→ What to produce
Go through the material and pull out every line with the string "auto" in it.

Figure record extracts:
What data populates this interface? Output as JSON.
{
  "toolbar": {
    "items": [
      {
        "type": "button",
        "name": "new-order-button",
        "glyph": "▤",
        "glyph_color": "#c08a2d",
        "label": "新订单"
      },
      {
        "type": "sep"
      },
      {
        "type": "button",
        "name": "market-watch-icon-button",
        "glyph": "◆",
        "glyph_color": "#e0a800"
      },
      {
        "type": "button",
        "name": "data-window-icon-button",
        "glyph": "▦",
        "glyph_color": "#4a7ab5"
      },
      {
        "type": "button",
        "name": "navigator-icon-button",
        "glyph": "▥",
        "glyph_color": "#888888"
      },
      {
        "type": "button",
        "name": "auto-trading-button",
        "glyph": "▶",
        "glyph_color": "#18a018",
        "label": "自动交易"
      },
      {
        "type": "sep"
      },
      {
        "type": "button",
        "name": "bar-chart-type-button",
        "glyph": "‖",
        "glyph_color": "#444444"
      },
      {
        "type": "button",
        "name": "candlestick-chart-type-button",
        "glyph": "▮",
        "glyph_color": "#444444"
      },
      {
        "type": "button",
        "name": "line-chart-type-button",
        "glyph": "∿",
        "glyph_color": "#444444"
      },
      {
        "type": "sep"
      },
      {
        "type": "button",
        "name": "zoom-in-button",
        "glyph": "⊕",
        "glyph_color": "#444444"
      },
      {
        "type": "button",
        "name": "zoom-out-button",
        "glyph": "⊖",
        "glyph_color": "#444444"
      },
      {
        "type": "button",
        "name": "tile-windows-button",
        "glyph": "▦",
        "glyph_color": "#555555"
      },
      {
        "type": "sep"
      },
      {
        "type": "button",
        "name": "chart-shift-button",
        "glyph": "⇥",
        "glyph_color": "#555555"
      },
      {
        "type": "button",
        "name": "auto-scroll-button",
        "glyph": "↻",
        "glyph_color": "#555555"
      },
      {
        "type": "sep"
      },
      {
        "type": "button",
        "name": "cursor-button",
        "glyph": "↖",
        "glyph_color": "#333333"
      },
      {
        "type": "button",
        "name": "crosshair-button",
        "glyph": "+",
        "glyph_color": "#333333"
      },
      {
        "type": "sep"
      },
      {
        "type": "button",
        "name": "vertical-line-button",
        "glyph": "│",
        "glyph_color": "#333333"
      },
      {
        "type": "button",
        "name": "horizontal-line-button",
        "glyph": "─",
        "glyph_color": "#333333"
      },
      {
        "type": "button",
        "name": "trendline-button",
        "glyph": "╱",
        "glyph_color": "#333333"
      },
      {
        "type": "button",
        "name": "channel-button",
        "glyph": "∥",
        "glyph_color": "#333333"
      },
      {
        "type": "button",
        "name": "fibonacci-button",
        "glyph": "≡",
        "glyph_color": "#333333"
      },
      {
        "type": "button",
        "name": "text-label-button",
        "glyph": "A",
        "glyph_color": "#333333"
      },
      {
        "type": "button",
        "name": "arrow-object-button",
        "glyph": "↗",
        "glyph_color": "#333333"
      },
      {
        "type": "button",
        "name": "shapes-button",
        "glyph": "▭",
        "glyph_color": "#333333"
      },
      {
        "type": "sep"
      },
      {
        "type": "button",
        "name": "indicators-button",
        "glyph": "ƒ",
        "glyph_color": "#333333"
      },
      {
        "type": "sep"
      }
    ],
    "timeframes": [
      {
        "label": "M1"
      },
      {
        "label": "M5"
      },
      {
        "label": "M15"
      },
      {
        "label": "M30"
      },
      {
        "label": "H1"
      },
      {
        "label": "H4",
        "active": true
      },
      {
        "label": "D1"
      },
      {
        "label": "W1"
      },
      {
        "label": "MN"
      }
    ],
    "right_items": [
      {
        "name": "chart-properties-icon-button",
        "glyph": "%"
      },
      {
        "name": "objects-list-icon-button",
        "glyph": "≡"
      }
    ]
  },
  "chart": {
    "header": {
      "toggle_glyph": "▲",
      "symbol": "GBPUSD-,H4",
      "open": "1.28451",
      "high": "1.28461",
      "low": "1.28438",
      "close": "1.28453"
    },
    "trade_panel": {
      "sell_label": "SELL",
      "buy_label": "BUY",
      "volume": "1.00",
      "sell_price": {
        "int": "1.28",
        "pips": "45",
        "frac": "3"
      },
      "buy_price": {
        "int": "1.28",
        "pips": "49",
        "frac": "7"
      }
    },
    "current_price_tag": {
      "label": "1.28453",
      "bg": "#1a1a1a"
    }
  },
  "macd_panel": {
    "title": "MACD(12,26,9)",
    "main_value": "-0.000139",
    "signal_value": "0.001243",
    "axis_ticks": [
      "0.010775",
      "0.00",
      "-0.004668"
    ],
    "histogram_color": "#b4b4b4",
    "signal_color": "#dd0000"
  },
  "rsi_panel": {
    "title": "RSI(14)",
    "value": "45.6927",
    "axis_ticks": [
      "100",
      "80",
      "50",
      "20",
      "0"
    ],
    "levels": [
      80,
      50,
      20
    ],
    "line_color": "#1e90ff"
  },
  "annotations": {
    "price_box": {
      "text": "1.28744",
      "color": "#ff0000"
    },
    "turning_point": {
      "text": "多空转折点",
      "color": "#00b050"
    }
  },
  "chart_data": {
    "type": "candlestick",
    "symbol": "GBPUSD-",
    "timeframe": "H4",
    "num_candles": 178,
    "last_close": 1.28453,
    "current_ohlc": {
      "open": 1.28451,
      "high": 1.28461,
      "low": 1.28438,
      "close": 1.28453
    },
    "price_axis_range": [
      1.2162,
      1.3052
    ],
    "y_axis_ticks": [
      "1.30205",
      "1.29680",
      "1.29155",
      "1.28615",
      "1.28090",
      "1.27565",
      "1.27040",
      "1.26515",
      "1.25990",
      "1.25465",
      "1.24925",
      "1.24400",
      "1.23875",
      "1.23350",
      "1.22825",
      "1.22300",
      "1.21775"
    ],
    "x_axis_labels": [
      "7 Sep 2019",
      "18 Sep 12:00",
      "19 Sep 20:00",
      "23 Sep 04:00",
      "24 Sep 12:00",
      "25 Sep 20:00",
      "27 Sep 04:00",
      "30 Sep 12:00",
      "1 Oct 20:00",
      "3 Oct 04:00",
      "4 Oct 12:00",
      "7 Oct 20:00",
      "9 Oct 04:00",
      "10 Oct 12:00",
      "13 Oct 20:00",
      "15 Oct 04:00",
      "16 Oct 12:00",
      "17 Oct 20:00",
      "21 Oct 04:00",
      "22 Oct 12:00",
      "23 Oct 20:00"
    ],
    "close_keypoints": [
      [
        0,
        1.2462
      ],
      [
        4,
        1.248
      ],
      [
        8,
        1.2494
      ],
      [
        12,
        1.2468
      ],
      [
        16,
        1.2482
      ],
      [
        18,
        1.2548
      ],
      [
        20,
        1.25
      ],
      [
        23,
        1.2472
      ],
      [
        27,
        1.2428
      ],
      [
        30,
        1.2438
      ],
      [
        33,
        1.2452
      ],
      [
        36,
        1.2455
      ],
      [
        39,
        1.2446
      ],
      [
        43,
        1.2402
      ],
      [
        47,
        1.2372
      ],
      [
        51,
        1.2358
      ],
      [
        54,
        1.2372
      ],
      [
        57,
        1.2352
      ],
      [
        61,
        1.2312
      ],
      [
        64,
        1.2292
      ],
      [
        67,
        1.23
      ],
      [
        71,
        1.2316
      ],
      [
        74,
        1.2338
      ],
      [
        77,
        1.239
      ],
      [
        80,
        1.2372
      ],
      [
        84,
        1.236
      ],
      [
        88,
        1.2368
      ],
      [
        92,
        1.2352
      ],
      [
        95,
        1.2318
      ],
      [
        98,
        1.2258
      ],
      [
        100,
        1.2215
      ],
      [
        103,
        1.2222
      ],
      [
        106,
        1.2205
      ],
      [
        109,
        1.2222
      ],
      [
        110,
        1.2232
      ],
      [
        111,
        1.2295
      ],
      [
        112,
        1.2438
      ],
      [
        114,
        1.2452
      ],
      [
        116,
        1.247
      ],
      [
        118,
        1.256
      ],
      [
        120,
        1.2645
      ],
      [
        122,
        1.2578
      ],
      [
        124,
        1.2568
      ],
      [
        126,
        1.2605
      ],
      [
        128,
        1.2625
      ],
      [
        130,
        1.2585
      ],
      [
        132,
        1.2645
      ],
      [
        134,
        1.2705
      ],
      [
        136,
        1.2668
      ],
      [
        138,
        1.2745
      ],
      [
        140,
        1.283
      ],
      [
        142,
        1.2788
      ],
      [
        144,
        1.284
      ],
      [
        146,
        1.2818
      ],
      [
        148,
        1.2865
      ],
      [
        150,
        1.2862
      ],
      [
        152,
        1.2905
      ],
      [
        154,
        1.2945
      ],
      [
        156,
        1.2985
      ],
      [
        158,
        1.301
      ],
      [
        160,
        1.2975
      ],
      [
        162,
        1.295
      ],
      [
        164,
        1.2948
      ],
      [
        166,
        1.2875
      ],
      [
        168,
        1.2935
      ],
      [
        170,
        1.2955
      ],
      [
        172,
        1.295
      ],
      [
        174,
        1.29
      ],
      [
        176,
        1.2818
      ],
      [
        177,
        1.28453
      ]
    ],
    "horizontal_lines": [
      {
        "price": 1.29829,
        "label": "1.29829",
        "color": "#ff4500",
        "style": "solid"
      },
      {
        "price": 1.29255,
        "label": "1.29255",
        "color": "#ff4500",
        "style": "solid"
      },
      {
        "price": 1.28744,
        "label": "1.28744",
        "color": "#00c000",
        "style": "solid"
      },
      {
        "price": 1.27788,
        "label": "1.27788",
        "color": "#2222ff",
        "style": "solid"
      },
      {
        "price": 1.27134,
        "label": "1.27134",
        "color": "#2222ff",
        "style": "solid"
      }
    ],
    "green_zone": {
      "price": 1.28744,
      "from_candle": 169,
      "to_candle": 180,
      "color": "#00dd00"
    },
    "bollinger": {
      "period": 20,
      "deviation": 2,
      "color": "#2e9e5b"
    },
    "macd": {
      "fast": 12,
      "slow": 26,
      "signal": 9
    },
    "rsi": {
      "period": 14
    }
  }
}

→ Response below
        "name": "auto-trading-button",
        "name": "auto-scroll-button",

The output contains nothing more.